[Stored data entries]
○ ○ ○ ○ ○

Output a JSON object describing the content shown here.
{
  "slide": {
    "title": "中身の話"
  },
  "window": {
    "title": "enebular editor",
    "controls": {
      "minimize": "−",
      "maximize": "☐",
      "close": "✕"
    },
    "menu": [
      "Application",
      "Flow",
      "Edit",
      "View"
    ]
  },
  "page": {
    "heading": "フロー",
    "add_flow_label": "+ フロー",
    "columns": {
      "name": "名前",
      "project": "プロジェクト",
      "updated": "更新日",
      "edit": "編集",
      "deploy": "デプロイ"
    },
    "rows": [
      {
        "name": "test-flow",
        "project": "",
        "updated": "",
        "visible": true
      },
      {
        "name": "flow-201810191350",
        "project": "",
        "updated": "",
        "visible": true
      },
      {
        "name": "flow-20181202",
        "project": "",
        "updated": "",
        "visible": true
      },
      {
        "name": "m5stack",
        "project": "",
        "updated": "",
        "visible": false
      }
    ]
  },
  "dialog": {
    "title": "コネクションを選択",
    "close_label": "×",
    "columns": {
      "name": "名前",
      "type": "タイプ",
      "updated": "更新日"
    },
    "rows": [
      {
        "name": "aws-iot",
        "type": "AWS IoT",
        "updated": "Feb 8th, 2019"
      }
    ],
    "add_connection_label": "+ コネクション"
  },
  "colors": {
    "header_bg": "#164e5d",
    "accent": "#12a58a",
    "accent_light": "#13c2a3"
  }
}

○ ○ ○ ○ ○

Review the material and copy each line in which the word "title" appears.

    "title": "中身の話"
    "title": "enebular editor",
    "title": "コネクションを選択",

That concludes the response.